-- WHAT YOU ARE ASKED TO DO --
With the images removed, repeat the data below exactly.

-- SUPPLIED MATERIAL --
= = =
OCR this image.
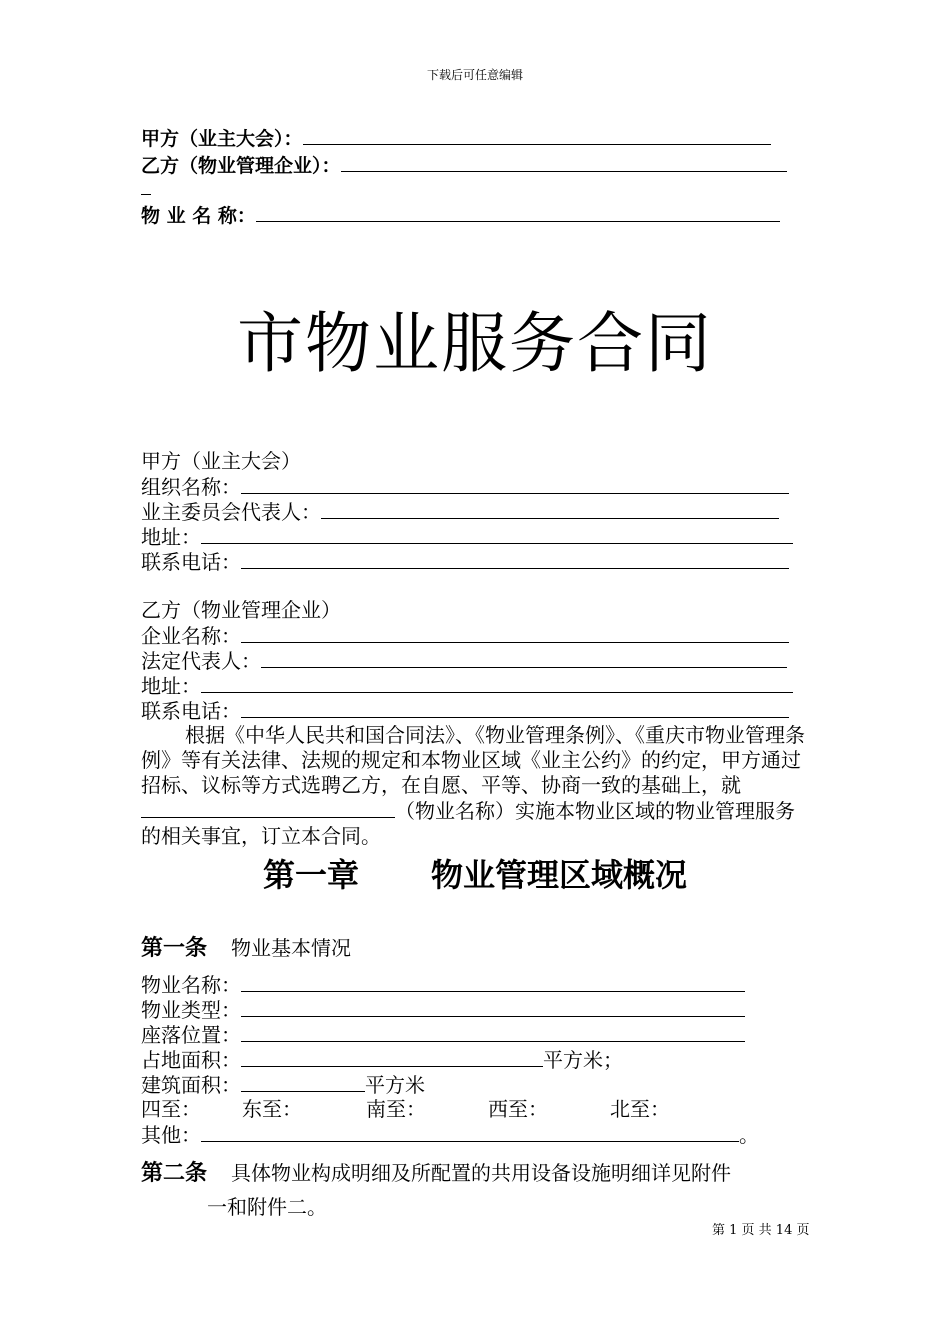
下载后可任意编辑
甲方（业主大会）：
乙方（物业管理企业）：
物 业 名 称：
市物业服务合同
甲方（业主大会）
组织名称：
业主委员会代表人：
地址：
联系电话：
乙方（物业管理企业）
企业名称：
法定代表人：
地址：
联系电话：

根据《中华人民共和国合同法》、《物业管理条例》、《重庆市物业管理条例》等有关法律、法规的规定和本物业区域《业主公约》的约定，甲方通过招标、议标等方式选聘乙方，在自愿、平等、协商一致的基础上，就（物业名称）实施本物业区域的物业管理服务的相关事宜，订立本合同。

第一章 物业管理区域概况
第一条 物业基本情况
物业名称：
物业类型：
座落位置：
占地面积：	平方米；
建筑面积：	平方米
四至： 东至：	南至：	西至：	北至：
其他：	。
第二条 具体物业构成明细及所配置的共用设备设施明细详见附件
一和附件二。
第 1 页 共 14 页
= = =
-- THE COMPLETED TASK --
OCR this image.
下载后可任意编辑
甲方（业主大会）：
乙方（物业管理企业）：
物 业 名 称：
市物业服务合同
甲方（业主大会）
组织名称：
业主委员会代表人：
地址：
联系电话：
乙方（物业管理企业）
企业名称：
法定代表人：
地址：
联系电话：

根据《中华人民共和国合同法》、《物业管理条例》、《重庆市物业管理条例》等有关法律、法规的规定和本物业区域《业主公约》的约定，甲方通过招标、议标等方式选聘乙方，在自愿、平等、协商一致的基础上，就（物业名称）实施本物业区域的物业管理服务的相关事宜，订立本合同。

第一章 物业管理区域概况
第一条 物业基本情况
物业名称：
物业类型：
座落位置：
占地面积：	平方米；
建筑面积：	平方米
四至： 东至：	南至：	西至：	北至：
其他：	。
第二条 具体物业构成明细及所配置的共用设备设施明细详见附件
一和附件二。
第 1 页 共 14 页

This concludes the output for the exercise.